What you will do: Write out each line in which the string "淘宝无货源sop陪跑课程" is present.

>> Start Records provided

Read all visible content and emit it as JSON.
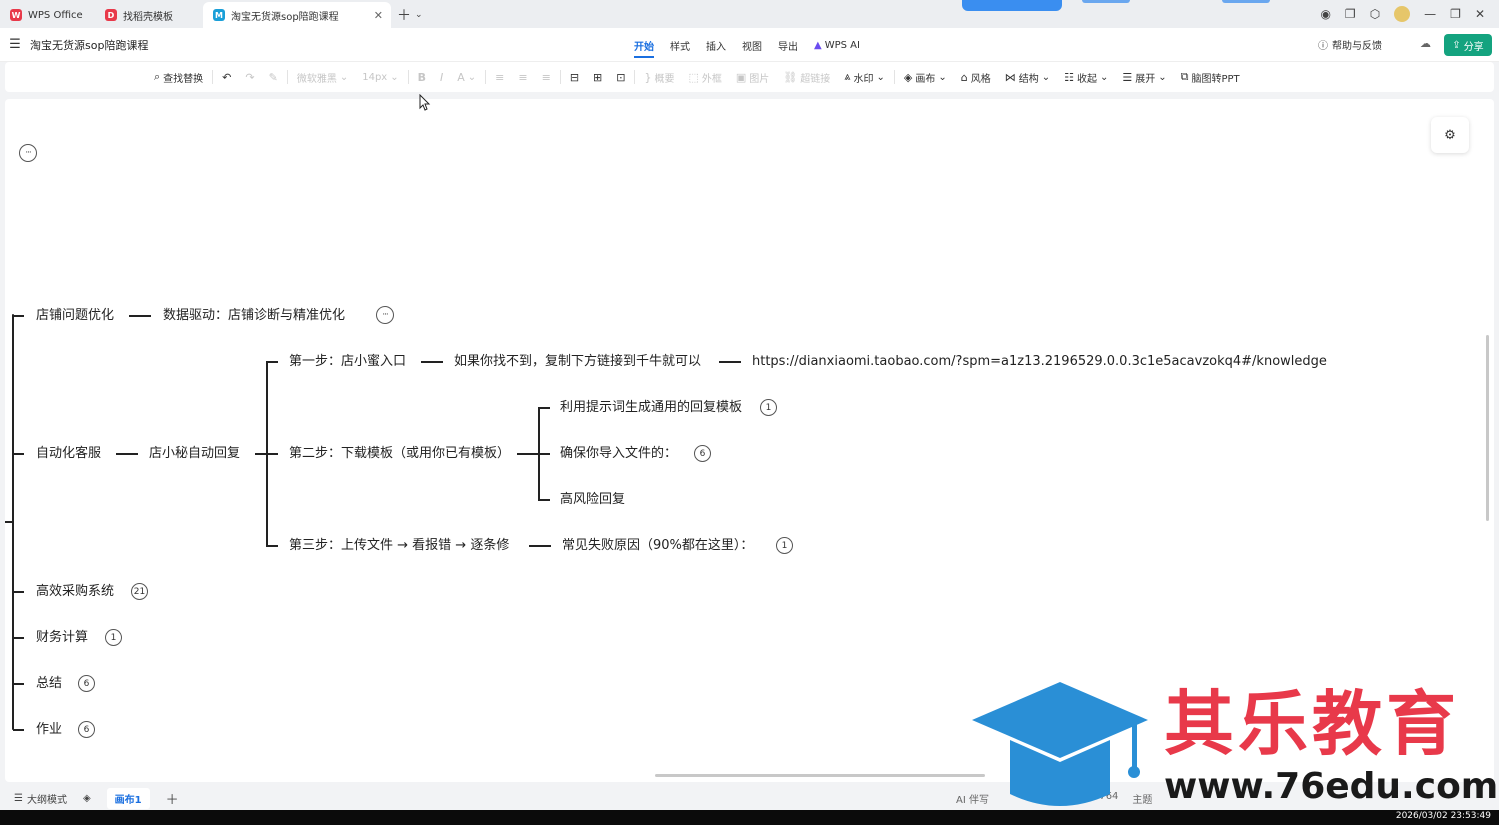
{
  "tabs": [
    {
      "label": "WPS Office",
      "logo": "W",
      "color": "#e8394a"
    },
    {
      "label": "找稻壳模板",
      "logo": "D",
      "color": "#e8394a"
    },
    {
      "label": "淘宝无货源sop陪跑课程",
      "logo": "M",
      "color": "#1a9fd8"
    }
  ],
  "titlebar": {
    "doc_title": "淘宝无货源sop陪跑课程",
    "menu": [
      "开始",
      "样式",
      "插入",
      "视图",
      "导出"
    ],
    "ai_label": "WPS AI",
    "help": "帮助与反馈",
    "share": "分享"
  },
  "toolbar": {
    "find_replace": "查找替换",
    "font": "微软雅黑",
    "font_size": "14px",
    "summary": "概要",
    "frame": "外框",
    "image": "图片",
    "hyperlink": "超链接",
    "watermark": "水印",
    "canvas": "画布",
    "style": "风格",
    "structure": "结构",
    "collapse": "收起",
    "expand": "展开",
    "to_ppt": "脑图转PPT"
  },
  "mindmap": {
    "n1": "店铺问题优化",
    "n1_child": "数据驱动：店铺诊断与精准优化",
    "n2": "自动化客服",
    "n2_child": "店小秘自动回复",
    "step1": "第一步：店小蜜入口",
    "step1_child": "如果你找不到，复制下方链接到千牛就可以",
    "step1_link": "https://dianxiaomi.taobao.com/?spm=a1z13.2196529.0.0.3c1e5acavzokq4#/knowledge",
    "step2": "第二步：下载模板（或用你已有模板）",
    "step2_a": "利用提示词生成通用的回复模板",
    "step2_a_badge": "1",
    "step2_b": "确保你导入文件的：",
    "step2_b_badge": "6",
    "step2_c": "高风险回复",
    "step3": "第三步：上传文件 → 看报错 → 逐条修",
    "step3_child": "常见失败原因（90%都在这里）：",
    "step3_badge": "1",
    "n3": "高效采购系统",
    "n3_badge": "21",
    "n4": "财务计算",
    "n4_badge": "1",
    "n5": "总结",
    "n5_badge": "6",
    "n6": "作业",
    "n6_badge": "6"
  },
  "statusbar": {
    "outline": "大纲模式",
    "page": "画布1",
    "ai_write": "AI 伴写",
    "word_count_fragment": "3764",
    "theme_fragment": "主题"
  },
  "watermark": {
    "brand": "其乐教育",
    "url": "www.76edu.com"
  },
  "taskbar": {
    "clock": "2026/03/02 23:53:49"
  }
}
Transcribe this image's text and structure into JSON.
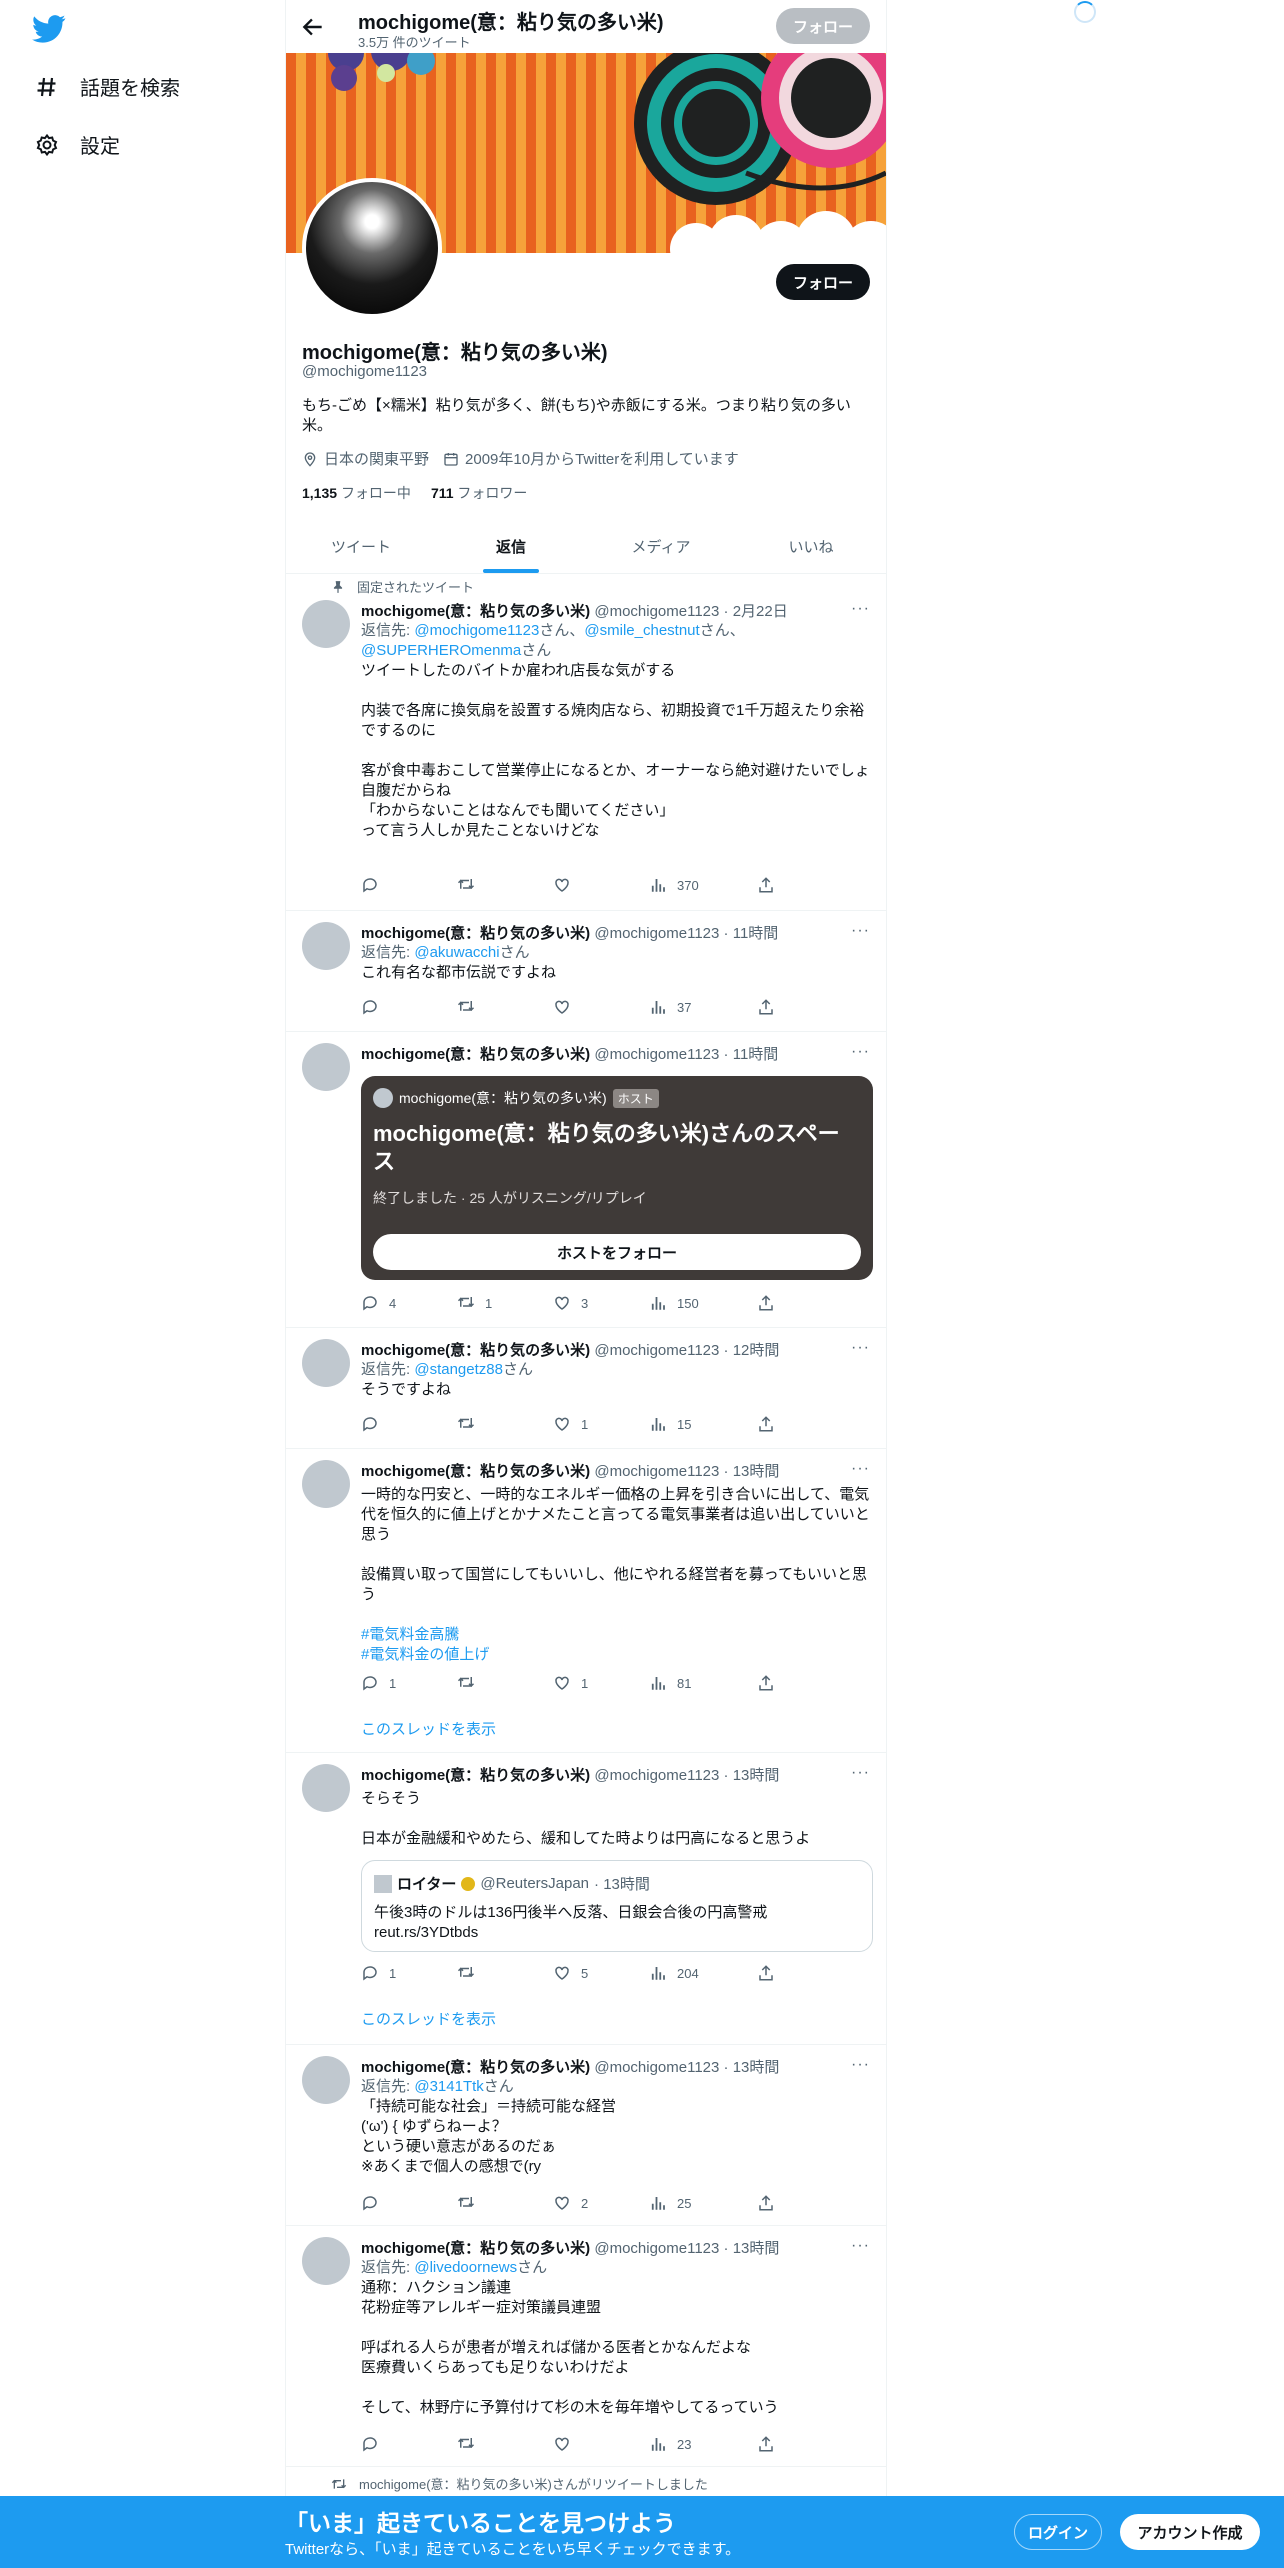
{
  "nav": {
    "explore_label": "話題を検索",
    "settings_label": "設定"
  },
  "header": {
    "name": "mochigome(意：粘り気の多い米)",
    "tweet_count": "3.5万 件のツイート",
    "follow_label": "フォロー"
  },
  "profile": {
    "name": "mochigome(意：粘り気の多い米)",
    "handle": "@mochigome1123",
    "bio": "もち-ごめ【×糯米】粘り気が多く、餅(もち)や赤飯にする米。つまり粘り気の多い米。",
    "location": "日本の関東平野",
    "joined": "2009年10月からTwitterを利用しています",
    "following_count": "1,135",
    "following_label": "フォロー中",
    "followers_count": "711",
    "followers_label": "フォロワー",
    "follow_label": "フォロー"
  },
  "tabs": [
    "ツイート",
    "返信",
    "メディア",
    "いいね"
  ],
  "pinned_label": "固定されたツイート",
  "author_name": "mochigome(意：粘り気の多い米)",
  "author_handle": "@mochigome1123",
  "more": "···",
  "reply_suffix": "さん",
  "reply_prefix": "返信先: ",
  "thread_label": "このスレッドを表示",
  "tweets": [
    {
      "time": "· 2月22日",
      "reply_to": [
        "@mochigome1123",
        "@smile_chestnut",
        "@SUPERHEROmenma"
      ],
      "text": "ツイートしたのバイトか雇われ店長な気がする\n\n内装で各席に換気扇を設置する焼肉店なら、初期投資で1千万超えたり余裕でするのに\n\n客が食中毒おこして営業停止になるとか、オーナーなら絶対避けたいでしょ\n自腹だからね\n「わからないことはなんでも聞いてください」\nって言う人しか見たことないけどな",
      "replies": "",
      "retweets": "",
      "likes": "",
      "views": "370"
    },
    {
      "time": "· 11時間",
      "reply_to": [
        "@akuwacchi"
      ],
      "text": "これ有名な都市伝説ですよね",
      "replies": "",
      "retweets": "",
      "likes": "",
      "views": "37"
    },
    {
      "time": "· 11時間",
      "text": "",
      "space": {
        "host": "mochigome(意：粘り気の多い米)",
        "badge": "ホスト",
        "title": "mochigome(意：粘り気の多い米)さんのスペース",
        "status": "終了しました · 25 人がリスニング/リプレイ",
        "button": "ホストをフォロー"
      },
      "replies": "4",
      "retweets": "1",
      "likes": "3",
      "views": "150"
    },
    {
      "time": "· 12時間",
      "reply_to": [
        "@stangetz88"
      ],
      "text": "そうですよね",
      "replies": "",
      "retweets": "",
      "likes": "1",
      "views": "15"
    },
    {
      "time": "· 13時間",
      "text": "一時的な円安と、一時的なエネルギー価格の上昇を引き合いに出して、電気代を恒久的に値上げとかナメたこと言ってる電気事業者は追い出していいと思う\n\n設備買い取って国営にしてもいいし、他にやれる経営者を募ってもいいと思う",
      "hashtags": [
        "#電気料金高騰",
        "#電気料金の値上げ"
      ],
      "replies": "1",
      "retweets": "",
      "likes": "1",
      "views": "81"
    },
    {
      "time": "· 13時間",
      "text": "そらそう\n\n日本が金融緩和やめたら、緩和してた時よりは円高になると思うよ",
      "quote": {
        "name": "ロイター",
        "handle": "@ReutersJapan",
        "time": "· 13時間",
        "text": "午後3時のドルは136円後半へ反落、日銀会合後の円高警戒\nreut.rs/3YDtbds"
      },
      "replies": "1",
      "retweets": "",
      "likes": "5",
      "views": "204"
    },
    {
      "time": "· 13時間",
      "reply_to": [
        "@3141Ttk"
      ],
      "text": "「持続可能な社会」＝持続可能な経営\n('ω') { ゆずらねーよ？\nという硬い意志があるのだぁ\n※あくまで個人の感想で(ry",
      "replies": "",
      "retweets": "",
      "likes": "2",
      "views": "25"
    },
    {
      "time": "· 13時間",
      "reply_to": [
        "@livedoornews"
      ],
      "text": "通称：ハクション議連\n花粉症等アレルギー症対策議員連盟\n\n呼ばれる人らが患者が増えれば儲かる医者とかなんだよな\n医療費いくらあっても足りないわけだよ\n\nそして、林野庁に予算付けて杉の木を毎年増やしてるっていう",
      "replies": "",
      "retweets": "",
      "likes": "",
      "views": "23"
    }
  ],
  "retweeted_note": "mochigome(意：粘り気の多い米)さんがリツイートしました",
  "bottom": {
    "title": "「いま」起きていることを見つけよう",
    "subtitle": "Twitterなら、「いま」起きていることをいち早くチェックできます。",
    "login": "ログイン",
    "signup": "アカウント作成"
  },
  "colors": {
    "accent": "#1d9bf0",
    "text": "#0f1419",
    "muted": "#536471",
    "space_card": "#3f3a38"
  },
  "icons": [
    "twitter-logo-icon",
    "hashtag-icon",
    "gear-icon",
    "back-arrow-icon",
    "location-icon",
    "calendar-icon",
    "pin-icon",
    "reply-icon",
    "retweet-icon",
    "like-icon",
    "views-icon",
    "share-icon"
  ]
}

>> End Records provided

Exercise result:
      "label": "淘宝无货源sop陪跑课程",
    "doc_title": "淘宝无货源sop陪跑课程",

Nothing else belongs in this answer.